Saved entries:
* * * * * * *

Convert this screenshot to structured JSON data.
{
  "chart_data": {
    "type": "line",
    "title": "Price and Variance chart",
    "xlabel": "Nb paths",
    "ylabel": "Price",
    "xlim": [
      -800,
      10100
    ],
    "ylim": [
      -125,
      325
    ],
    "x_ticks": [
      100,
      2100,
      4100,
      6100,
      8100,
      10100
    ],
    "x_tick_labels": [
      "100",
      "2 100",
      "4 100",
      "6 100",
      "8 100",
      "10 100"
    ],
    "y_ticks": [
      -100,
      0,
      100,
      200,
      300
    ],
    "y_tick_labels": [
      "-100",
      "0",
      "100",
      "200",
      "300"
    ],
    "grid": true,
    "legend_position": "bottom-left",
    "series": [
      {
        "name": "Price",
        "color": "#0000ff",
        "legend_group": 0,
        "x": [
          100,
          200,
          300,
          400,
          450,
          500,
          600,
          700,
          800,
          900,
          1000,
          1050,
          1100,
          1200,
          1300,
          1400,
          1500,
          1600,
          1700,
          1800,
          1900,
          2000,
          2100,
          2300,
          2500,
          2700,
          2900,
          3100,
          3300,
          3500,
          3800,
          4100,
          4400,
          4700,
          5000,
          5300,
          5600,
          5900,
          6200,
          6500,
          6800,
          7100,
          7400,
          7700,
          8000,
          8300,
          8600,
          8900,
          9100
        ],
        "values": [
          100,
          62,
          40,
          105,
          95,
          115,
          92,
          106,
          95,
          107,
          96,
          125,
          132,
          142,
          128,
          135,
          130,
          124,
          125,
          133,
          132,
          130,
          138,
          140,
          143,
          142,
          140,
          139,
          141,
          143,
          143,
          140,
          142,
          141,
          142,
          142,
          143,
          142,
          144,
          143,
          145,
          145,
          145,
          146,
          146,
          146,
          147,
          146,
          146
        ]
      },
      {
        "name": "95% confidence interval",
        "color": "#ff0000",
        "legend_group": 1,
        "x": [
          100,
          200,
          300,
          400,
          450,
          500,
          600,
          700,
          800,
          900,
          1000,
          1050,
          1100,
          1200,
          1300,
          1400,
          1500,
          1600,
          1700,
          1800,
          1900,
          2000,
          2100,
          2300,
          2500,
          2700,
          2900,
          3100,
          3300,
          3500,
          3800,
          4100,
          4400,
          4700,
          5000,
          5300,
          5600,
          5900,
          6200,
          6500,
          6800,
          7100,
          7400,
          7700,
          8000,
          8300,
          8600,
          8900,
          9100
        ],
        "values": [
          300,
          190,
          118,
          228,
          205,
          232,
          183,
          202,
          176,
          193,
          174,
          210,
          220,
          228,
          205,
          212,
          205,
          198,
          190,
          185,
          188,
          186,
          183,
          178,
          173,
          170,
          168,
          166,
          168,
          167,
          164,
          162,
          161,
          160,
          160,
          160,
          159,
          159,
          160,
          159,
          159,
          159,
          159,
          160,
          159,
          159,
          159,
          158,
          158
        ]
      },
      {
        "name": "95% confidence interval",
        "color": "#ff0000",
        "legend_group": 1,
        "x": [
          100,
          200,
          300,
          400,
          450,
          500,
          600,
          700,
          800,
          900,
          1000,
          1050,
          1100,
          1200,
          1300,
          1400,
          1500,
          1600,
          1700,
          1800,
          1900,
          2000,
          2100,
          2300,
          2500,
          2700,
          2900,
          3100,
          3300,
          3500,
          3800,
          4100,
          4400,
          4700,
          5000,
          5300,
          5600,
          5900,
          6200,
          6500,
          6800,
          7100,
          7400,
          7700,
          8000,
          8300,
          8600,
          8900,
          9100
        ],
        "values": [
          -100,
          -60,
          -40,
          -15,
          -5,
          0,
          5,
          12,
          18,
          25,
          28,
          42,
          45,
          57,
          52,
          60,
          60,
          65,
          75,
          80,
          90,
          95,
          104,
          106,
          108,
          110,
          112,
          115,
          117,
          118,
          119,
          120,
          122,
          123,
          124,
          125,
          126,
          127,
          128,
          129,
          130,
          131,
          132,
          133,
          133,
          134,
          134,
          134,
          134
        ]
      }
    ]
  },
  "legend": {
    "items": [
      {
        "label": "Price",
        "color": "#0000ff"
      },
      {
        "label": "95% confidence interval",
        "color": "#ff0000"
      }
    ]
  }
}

* * * * * * *

Instruction:
Which lines include the word "Price"? List them all.

Final answer:
    "title": "Price and Variance chart",
    "ylabel": "Price",
        "name": "Price",
        "label": "Price",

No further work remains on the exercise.